# [Problems]
a) According to the Parmesan tortilla crisps recipe, to what temperature should the oven be preheated?
b) List every ingredient in the Parmesan tortilla crisps recipe along with its quantity.
c) Reproduce the stretch of the Parmesan tortilla crisps recipe from "I saw this on" through "about 12 minutes.".

# [Text passage]
## start
# Parmesan Tortilla Crisps Recipe



## Constance (Jul 27, 2005)

I saw this on air the other day, and thought it looked like a tasty snack.

Parmesan Tortilla Crisps
Recipe courtesy Giada De Laurentiis

1/4 cup extra-virgin olive oil
1 tablespoon dried oregano
1/2 teaspoon freshly ground black pepper
12 (6-inch) corn tortillas
1 cup freshly shredded Parmesan
1/4 teaspoon salt

Preheat the oven to 375 degrees F.
Line 2 heavy large baking sheets with aluminum foil. Whisk the oil, oregano, and pepper in a small saucepan over medium heat just until warm. Set aside for 15 minutes. Brush the oil mixture over both sides of the tortillas. Stack the tortillas and cut them into 1/2 to 3/4-inch wide strips. Arrange the strips in a single layer over the baking sheets. Sprinkle the cheese and salt over the strips. Bake until the strips are golden brown and crisp, about 12 minutes.
## end
# [Entries shown]
## start
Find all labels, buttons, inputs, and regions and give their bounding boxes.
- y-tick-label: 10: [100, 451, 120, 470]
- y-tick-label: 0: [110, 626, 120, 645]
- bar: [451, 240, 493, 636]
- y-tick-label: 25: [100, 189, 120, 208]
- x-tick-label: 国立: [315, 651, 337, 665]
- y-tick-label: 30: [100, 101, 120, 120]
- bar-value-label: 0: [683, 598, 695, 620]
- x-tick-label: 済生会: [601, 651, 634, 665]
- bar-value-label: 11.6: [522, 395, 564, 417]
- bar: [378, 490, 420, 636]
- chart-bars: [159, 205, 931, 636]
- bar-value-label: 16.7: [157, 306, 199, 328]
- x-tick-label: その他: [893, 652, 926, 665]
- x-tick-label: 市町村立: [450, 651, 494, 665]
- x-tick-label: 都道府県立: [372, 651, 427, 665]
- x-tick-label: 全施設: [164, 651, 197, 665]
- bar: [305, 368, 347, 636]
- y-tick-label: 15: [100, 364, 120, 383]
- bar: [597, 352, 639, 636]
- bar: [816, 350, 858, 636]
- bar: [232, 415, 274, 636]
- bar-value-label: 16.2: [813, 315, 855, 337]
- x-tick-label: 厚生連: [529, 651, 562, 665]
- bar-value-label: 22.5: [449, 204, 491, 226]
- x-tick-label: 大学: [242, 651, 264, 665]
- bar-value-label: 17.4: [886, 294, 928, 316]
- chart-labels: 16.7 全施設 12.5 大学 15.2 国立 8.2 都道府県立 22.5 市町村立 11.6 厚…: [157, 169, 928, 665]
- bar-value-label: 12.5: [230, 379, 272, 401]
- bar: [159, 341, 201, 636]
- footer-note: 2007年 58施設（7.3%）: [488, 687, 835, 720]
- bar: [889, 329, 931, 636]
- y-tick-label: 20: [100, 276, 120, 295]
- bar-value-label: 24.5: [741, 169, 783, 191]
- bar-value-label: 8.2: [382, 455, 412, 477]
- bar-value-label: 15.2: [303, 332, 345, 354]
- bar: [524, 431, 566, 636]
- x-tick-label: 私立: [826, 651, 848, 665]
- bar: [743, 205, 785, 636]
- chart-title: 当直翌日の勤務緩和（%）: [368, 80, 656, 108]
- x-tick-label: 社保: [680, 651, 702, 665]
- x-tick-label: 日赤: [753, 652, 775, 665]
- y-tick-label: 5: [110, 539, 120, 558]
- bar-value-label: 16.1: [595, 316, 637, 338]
## end
# [Solved problems]
a) 375 degrees F.

b)
1/4 cup extra-virgin olive oil
1 tablespoon dried oregano
1/2 teaspoon freshly ground black pepper
12 (6-inch) corn tortillas
1 cup freshly shredded Parmesan
1/4 teaspoon salt

c)
I saw this on air the other day, and thought it looked like a tasty snack.

Parmesan Tortilla Crisps
Recipe courtesy Giada De Laurentiis

1/4 cup extra-virgin olive oil
1 tablespoon dried oregano
1/2 teaspoon freshly ground black pepper
12 (6-inch) corn tortillas
1 cup freshly shredded Parmesan
1/4 teaspoon salt

Preheat the oven to 375 degrees F.
Line 2 heavy large baking sheets with aluminum foil. Whisk the oil, oregano, and pepper in a small saucepan over medium heat just until warm. Set aside for 15 minutes. Brush the oil mixture over both sides of the tortillas. Stack the tortillas and cut them into 1/2 to 3/4-inch wide strips. Arrange the strips in a single layer over the baking sheets. Sprinkle the cheese and salt over the strips. Bake until the strips are golden brown and crisp, about 12 minutes.